TEXT TO READ:
┌──
There’s Something About Kerry
Kerry Mitchell's impressive career in magazine publishing has often been controversial, especially because of her alleged tendency to dabble in editorial. But the higher she gets at Rogers Publishing, the more questions crop up—about her plans for her publications, and the company's plans for her
Wherever Kerry Mitchell goes, tales of an interfering publisher follow. There are judgments: incessant micromanagement, a hungry ambition and a cool demeanour. There are whispers: former Chatelaine editor-in-chief Sara Angel allegedly threw furniture at her after one too many fights over editorial control. There is vitriol: some people can’t stand her, plain and simple—though they’d never say it publicly. And the latest rumour: she’s crossed Rogers Publishing leading man Ken Whyte, a feat that could herald the end of the Mitchell regime.
Loved by some and feared by many, Mitchell is a rapidly rising star in magazine publishing. Her voracious quest to find something more, something better, something, perhaps, unreachable has affected every publication she’s worked for. And not just in atmosphere. Mitchell has tentacles in all aspects of her magazines. Industry rumours even accuse her of dabbling in display writing—angering editors as a result.
Her involvement may seem intrusive to some of her underlings, but it’s no longer an anomaly in publisher-editor relationships. “Hands-on” is the new “removed overseer.” While there are no “maybes” about Mitchell—those who have worked under her either extol or despise her—her successes don’t lie. Though it may seem she’s just in it for herself, her profit-turning prowess has made her popular with the higher-ups.
Mitchell has been in the magazine industry for over 20 years. Once a researcher at Chatelaine, she started taking the reins in the mid-1990s. An executive with publishing house Key’s Where International from 1992 to 1995 before joining Telemedia, Mitchell became publisher of Equinox, founding publisher of Style at Homeand publisher of Canadian Living. She left Telemedia in 2000, shortly after Transcontinental bought the company, and then joined Rogers in 2002, becoming the publisher of Profit until 2004. Later that year, she added the publisher job at Chatelaine to her resume.
└──
REQUEST 1: In the records, switch "table-row" to "data-row" in the lines starting with the line with "cell: 305,733: [271, 461, 491, 564]" and going on through the line with "row-label: 1 最低所得組Lowest". Give back only those lines, with everything else unchanged.

SOURCE MATERIAL:
┌──
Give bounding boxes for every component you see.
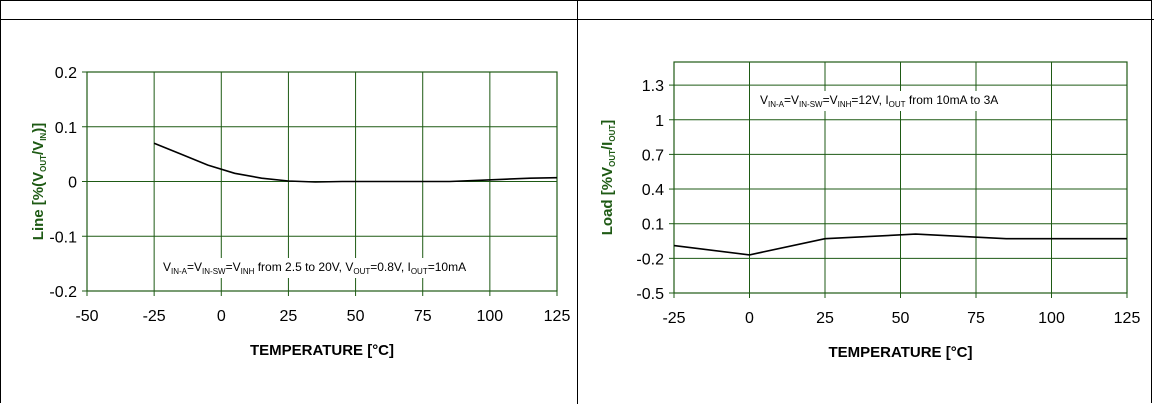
- x-tick-label: 25: [280, 308, 298, 325]
- y-tick-label: 1: [655, 113, 664, 130]
- x-tick-label: -50: [75, 308, 98, 325]
- x-tick-label: 50: [347, 308, 365, 325]
- x-tick-label: 75: [967, 310, 985, 327]
- x-tick-label: 100: [1038, 310, 1065, 327]
- y-tick-label: 0.2: [55, 65, 77, 82]
- y-tick-label: 0.7: [642, 147, 664, 164]
- y-tick-label: 0.1: [642, 217, 664, 234]
- y-tick-label: 1.3: [642, 78, 664, 95]
- x-tick-label: 0: [745, 310, 754, 327]
- y-tick-label: 0.4: [642, 182, 664, 199]
- load-regulation-chart: -25 0 25 50 75 100 125 -0.5 -0.2 0.1 0.4 0.7 1 1.3 VI…: [599, 61, 1140, 361]
- chart0-x-axis-title: TEMPERATURE [°C]: [250, 342, 394, 359]
- line-regulation-chart: -50 -25 0 25 50 75 100 125 -0.2 -0.1 0 0.1 0.2 VIN-A…: [30, 65, 570, 359]
- y-tick-label: -0.2: [636, 251, 664, 268]
- x-tick-label: 100: [477, 308, 504, 325]
- chart1-annotation-box: [756, 91, 1003, 111]
- y-tick-label: -0.2: [49, 284, 77, 301]
- x-tick-label: 75: [414, 308, 432, 325]
- chart0-series-line: [153, 142, 558, 183]
- chart0-ticks: -50 -25 0 25 50 75 100 125 -0.2 -0.1 0 0.1 0.2: [49, 65, 570, 325]
- panel-divider: [577, 0, 578, 404]
- x-tick-label: 25: [816, 310, 834, 327]
- chart1-series-line: [673, 233, 1127, 256]
- x-tick-label: 50: [892, 310, 910, 327]
- chart0-y-axis-title: Line [%(VOUT/VIN)]: [30, 123, 48, 240]
- chart0-annotation-box: [159, 258, 471, 278]
- chart1-annotation: VIN-A=VIN-SW=VINH=12V, IOUT from 10mA to…: [760, 93, 998, 109]
- chart1-ticks: -25 0 25 50 75 100 125 -0.5 -0.2 0.1 0.4 0.7 1 1.3: [636, 78, 1140, 327]
- y-tick-label: 0.1: [55, 120, 77, 137]
- x-tick-label: -25: [662, 310, 685, 327]
- x-tick-label: 125: [1114, 310, 1141, 327]
- y-tick-label: -0.1: [49, 229, 77, 246]
- chart1-x-axis-title: TEMPERATURE [°C]: [828, 344, 972, 361]
- x-tick-label: 0: [217, 308, 226, 325]
- x-tick-label: 125: [544, 308, 571, 325]
- y-tick-label: 0: [68, 175, 77, 192]
- chart0-annotation: VIN-A=VIN-SW=VINH from 2.5 to 20V, VOUT=…: [163, 260, 466, 276]
- y-tick-label: -0.5: [636, 286, 664, 303]
- chart1-y-axis-title: Load [%VOUT/IOUT]: [599, 120, 617, 235]
- x-tick-label: -25: [143, 308, 166, 325]
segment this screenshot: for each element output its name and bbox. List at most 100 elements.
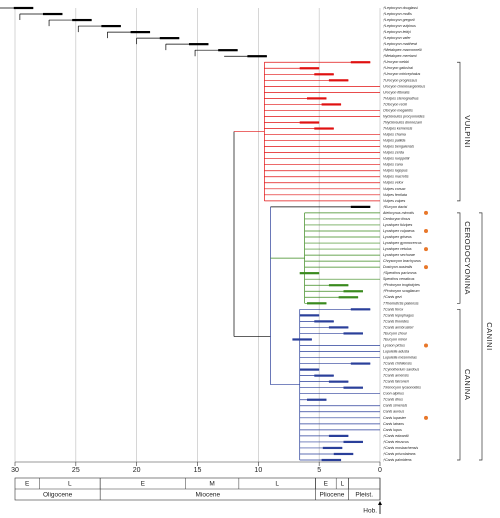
fossil-range [314,320,334,323]
taxon-label: Lupulella mesomelas [383,355,417,359]
taxon-label: †Canis edwardii [383,434,409,438]
subepoch-label: M [209,481,214,488]
epoch-label: Miocene [196,492,221,499]
fossil-range [299,67,320,70]
taxon-label: Vulpes vulpes [383,199,406,203]
clade-bracket [479,212,483,461]
fossil-range [328,434,349,437]
taxon-label: †Protocyon troglodytes [383,283,420,287]
taxon-label: †Canis etruscus [383,440,409,444]
taxon-label: †Otocyon recki [383,102,407,106]
taxon-label: Cuon alpinus [383,392,404,396]
marker [424,343,428,348]
fossil-range [343,332,363,335]
fossil-range [321,103,342,106]
taxon-label: Lycalopex culpaeus [383,229,415,233]
taxon-label: †Canis dirus [383,398,403,402]
fossil-range [343,386,363,389]
clade-label: CERODOCYONINA [463,221,472,295]
tick-label: 10 [254,467,262,474]
taxon-label: †Urocyon progressus [383,78,417,82]
taxon-label: †Canis lepophagus [383,313,414,317]
taxon-label: Otocyon megalotis [383,108,413,112]
taxon-label: Vulpes macrotis [383,175,409,179]
taxon-label: †Xenocyon lycaonoides [383,386,421,390]
epoch-label: Oligocene [43,492,73,499]
taxon-label: †Canis priscolatrans [383,452,416,456]
taxon-label: Canis aureus [383,410,404,414]
taxon-label: †Metalopex merriami [383,54,417,58]
taxon-label: †Nyctereutes donnezani [383,120,422,124]
taxon-label: †Urocyon galushai [383,66,413,70]
fossil-range [321,458,342,462]
subepoch-label: L [340,481,344,488]
taxon-label: Vulpes corsac [383,187,406,191]
epoch-label: Pleist. [355,492,373,499]
fossil-range [350,308,371,311]
taxon-label: †Eucyon zhoui [383,331,407,335]
marker [424,247,428,252]
taxon-label: Vulpes chama [383,133,406,137]
taxon-label: Vulpes bengalensis [383,145,414,149]
fossil-range [350,61,371,64]
clade-bracket [457,212,461,304]
fossil-range [72,18,92,22]
fossil-range [307,398,327,401]
taxon-label: Canis simensis [383,404,407,408]
taxon-label: Urocyon littoralis [383,90,410,94]
taxon-label: Speothos venaticus [383,277,415,281]
taxon-label: Lycalopex gymnocercus [383,241,422,245]
taxon-label: Vulpes cana [383,163,403,167]
taxon-label: Lycalopex griseus [383,235,412,239]
subepoch-label: E [324,481,329,488]
fossil-range [299,121,320,124]
taxon-label: Vulpes pallida [383,139,405,143]
taxon-label: †Speothos pacivorus [383,271,417,275]
tick-label: 30 [11,467,19,474]
tick-label: 25 [72,467,80,474]
taxon-label: †Leptocyon gregorii [383,18,415,22]
fossil-range [101,24,121,28]
arrow-head [378,501,382,505]
taxon-label: Lycalopex vetulus [383,247,412,251]
fossil-range [350,205,371,208]
fossil-range [299,272,320,275]
taxon-label: †Urocyon webbi [383,60,409,64]
taxon-label: †Eucyon minor [383,337,408,341]
fossil-range [328,326,349,329]
taxon-label: Canis lupaster [383,416,407,420]
fossil-range [159,37,180,40]
fossil-range [314,374,334,377]
taxon-label: Vulpes lagopus [383,169,408,173]
tick-label: 0 [378,467,382,474]
taxon-label: †Canis palmidens [383,458,412,462]
subepoch-label: L [275,481,279,488]
taxon-label: Lycaon pictus [383,343,405,347]
subepoch-label: E [25,481,30,488]
fossil-range [307,302,327,305]
fossil-range [218,49,238,52]
marker [424,265,428,270]
taxon-label: †Cynotherium sardous [383,368,419,372]
taxon-label: †Protocyon scagliarum [383,289,420,293]
clade-label: CANINA [463,369,472,400]
subepoch-label: L [68,481,72,488]
taxon-label: †Vulpes stenognathus [383,96,419,100]
taxon-label: Chrysocyon brachyurus [383,259,421,263]
fossil-range [13,6,34,10]
fossil-range [299,368,320,371]
fossil-range [292,338,312,341]
taxon-label: †Canis thooides [383,319,409,323]
fossil-range [343,290,363,293]
taxon-label: †Canis arnensis [383,374,409,378]
fossil-range [350,362,371,365]
taxon-label: †Urocyon minicephalus [383,72,421,76]
taxon-label: †Leptocyon leidyi [383,30,411,34]
tick-label: 20 [133,467,141,474]
taxon-label: †Canis gezi [383,295,402,299]
fossil-range [314,73,334,76]
clade-label: VULPINI [463,115,472,148]
taxon-label: †Leptocyon douglassi [383,6,418,10]
taxon-label: †Metalopex macconnelli [383,48,422,52]
taxon-label: Urocyon cinereoargenteus [383,84,425,88]
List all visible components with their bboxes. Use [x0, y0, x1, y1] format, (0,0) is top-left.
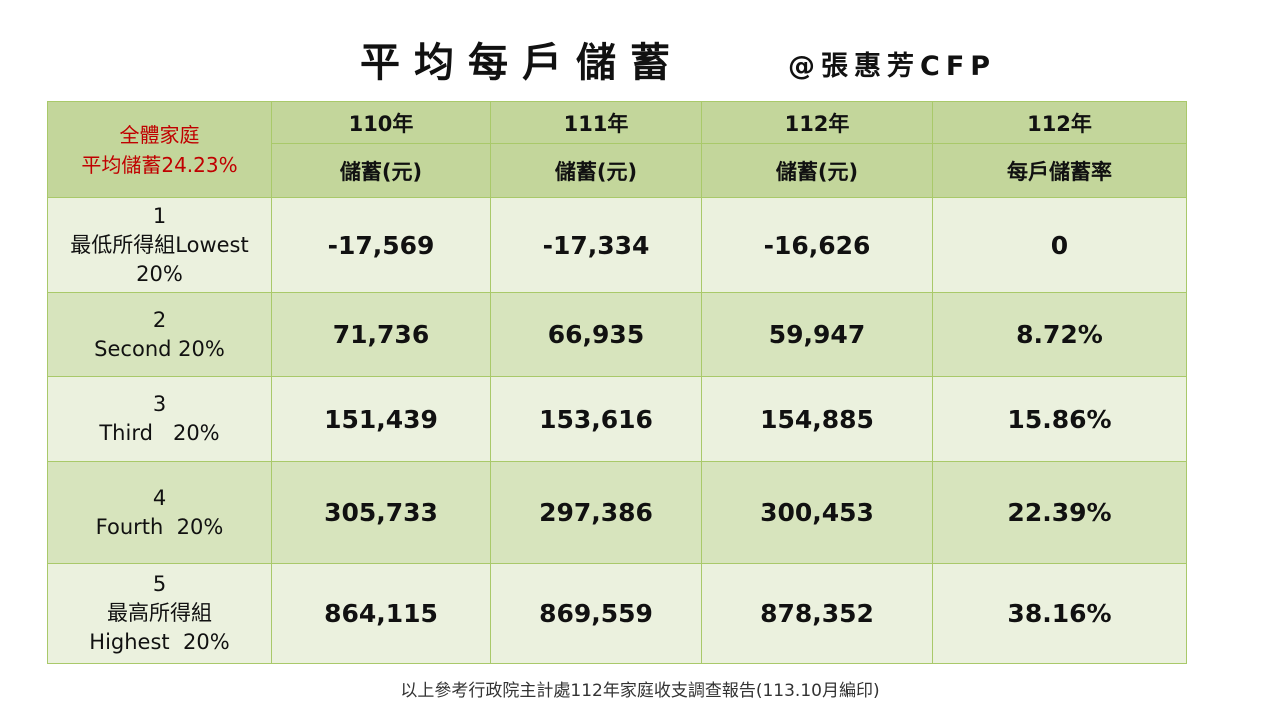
cell: 305,733: [271, 461, 491, 564]
corner-header: 全體家庭 平均儲蓄24.23%: [47, 101, 272, 198]
row-label: 3 Third 20%: [47, 376, 272, 462]
cell: 151,439: [271, 376, 491, 462]
column-label: 儲蓄(元): [701, 143, 933, 198]
row-label: 2 Second 20%: [47, 292, 272, 377]
cell: 869,559: [490, 563, 702, 664]
table-row: 2 Second 20% 71,736 66,935 59,947 8.72%: [47, 292, 1187, 377]
cell: 66,935: [490, 292, 702, 377]
column-year: 112年: [932, 101, 1187, 144]
column-label: 儲蓄(元): [271, 143, 491, 198]
column-year: 110年: [271, 101, 491, 144]
source-footnote: 以上參考行政院主計處112年家庭收支調查報告(113.10月編印): [400, 681, 880, 701]
cell: 300,453: [701, 461, 933, 564]
table-row: 5 最高所得組 Highest 20% 864,115 869,559 878,35…: [47, 563, 1187, 664]
table-row: 3 Third 20% 151,439 153,616 154,885 15.86…: [47, 376, 1187, 462]
cell: 864,115: [271, 563, 491, 664]
cell: -16,626: [701, 197, 933, 293]
corner-line-2: 平均儲蓄24.23%: [81, 152, 238, 177]
column-year: 112年: [701, 101, 933, 144]
table-row: 4 Fourth 20% 305,733 297,386 300,453 22.3…: [47, 461, 1187, 564]
cell: 0: [932, 197, 1187, 293]
cell: 153,616: [490, 376, 702, 462]
cell: 22.39%: [932, 461, 1187, 564]
table-row: 1 最低所得組Lowest 20% -17,569 -17,334 -16,626 …: [47, 197, 1187, 293]
row-label: 1 最低所得組Lowest 20%: [47, 197, 272, 293]
corner-line-1: 全體家庭: [119, 122, 200, 147]
cell: -17,569: [271, 197, 491, 293]
column-label: 儲蓄(元): [490, 143, 702, 198]
cell: 59,947: [701, 292, 933, 377]
page-title: 平均每戶儲蓄: [360, 40, 684, 86]
cell: 15.86%: [932, 376, 1187, 462]
cell: 38.16%: [932, 563, 1187, 664]
row-label: 5 最高所得組 Highest 20%: [47, 563, 272, 664]
row-label: 4 Fourth 20%: [47, 461, 272, 564]
cell: 154,885: [701, 376, 933, 462]
cell: 878,352: [701, 563, 933, 664]
cell: 297,386: [490, 461, 702, 564]
savings-table: 全體家庭 平均儲蓄24.23% 110年 111年 112年 112年 儲蓄(元…: [47, 101, 1187, 664]
column-year: 111年: [490, 101, 702, 144]
column-label: 每戶儲蓄率: [932, 143, 1187, 198]
cell: -17,334: [490, 197, 702, 293]
cell: 71,736: [271, 292, 491, 377]
author-credit: @張惠芳CFP: [788, 51, 997, 82]
cell: 8.72%: [932, 292, 1187, 377]
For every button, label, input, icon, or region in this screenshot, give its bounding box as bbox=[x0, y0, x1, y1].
└──
REQUEST 2: Reproduce the whole Kerry Mitchell profile word for word.

EXERCISE RESPONSE 1:
cell: 305,733: [271, 461, 491, 564]
corner-header: 全體家庭 平均儲蓄24.23%: [47, 101, 272, 198]
row-label: 3 Third 20%: [47, 376, 272, 462]
cell: 151,439: [271, 376, 491, 462]
column-label: 儲蓄(元): [701, 143, 933, 198]
row-label: 2 Second 20%: [47, 292, 272, 377]
cell: 869,559: [490, 563, 702, 664]
data-row: 2 Second 20% 71,736 66,935 59,947 8.72%: [47, 292, 1187, 377]
cell: 66,935: [490, 292, 702, 377]
column-year: 112年: [932, 101, 1187, 144]
column-label: 儲蓄(元): [271, 143, 491, 198]
column-year: 110年: [271, 101, 491, 144]
source-footnote: 以上參考行政院主計處112年家庭收支調查報告(113.10月編印): [400, 681, 880, 701]
cell: 300,453: [701, 461, 933, 564]
data-row: 5 最高所得組 Highest 20% 864,115 869,559 878,35…: [47, 563, 1187, 664]
data-row: 3 Third 20% 151,439 153,616 154,885 15.86…: [47, 376, 1187, 462]
cell: 864,115: [271, 563, 491, 664]
cell: -16,626: [701, 197, 933, 293]
corner-line-2: 平均儲蓄24.23%: [81, 152, 238, 177]
column-year: 112年: [701, 101, 933, 144]
data-row: 4 Fourth 20% 305,733 297,386 300,453 22.3…: [47, 461, 1187, 564]
cell: 0: [932, 197, 1187, 293]
cell: 153,616: [490, 376, 702, 462]
cell: 22.39%: [932, 461, 1187, 564]
data-row: 1 最低所得組Lowest 20% -17,569 -17,334 -16,626 …: [47, 197, 1187, 293]
row-label: 1 最低所得組Lowest 20%: [47, 197, 272, 293]

EXERCISE RESPONSE 2:
There’s Something About Kerry
Kerry Mitchell's impressive career in magazine publishing has often been controversial, especially because of her alleged tendency to dabble in editorial. But the higher she gets at Rogers Publishing, the more questions crop up—about her plans for her publications, and the company's plans for her
Wherever Kerry Mitchell goes, tales of an interfering publisher follow. There are judgments: incessant micromanagement, a hungry ambition and a cool demeanour. There are whispers: former Chatelaine editor-in-chief Sara Angel allegedly threw furniture at her after one too many fights over editorial control. There is vitriol: some people can’t stand her, plain and simple—though they’d never say it publicly. And the latest rumour: she’s crossed Rogers Publishing leading man Ken Whyte, a feat that could herald the end of the Mitchell regime.
Loved by some and feared by many, Mitchell is a rapidly rising star in magazine publishing. Her voracious quest to find something more, something better, something, perhaps, unreachable has affected every publication she’s worked for. And not just in atmosphere. Mitchell has tentacles in all aspects of her magazines. Industry rumours even accuse her of dabbling in display writing—angering editors as a result.
Her involvement may seem intrusive to some of her underlings, but it’s no longer an anomaly in publisher-editor relationships. “Hands-on” is the new “removed overseer.” While there are no “maybes” about Mitchell—those who have worked under her either extol or despise her—her successes don’t lie. Though it may seem she’s just in it for herself, her profit-turning prowess has made her popular with the higher-ups.
Mitchell has been in the magazine industry for over 20 years. Once a researcher at Chatelaine, she started taking the reins in the mid-1990s. An executive with publishing house Key’s Where International from 1992 to 1995 before joining Telemedia, Mitchell became publisher of Equinox, founding publisher of Style at Homeand publisher of Canadian Living. She left Telemedia in 2000, shortly after Transcontinental bought the company, and then joined Rogers in 2002, becoming the publisher of Profit until 2004. Later that year, she added the publisher job at Chatelaine to her resume.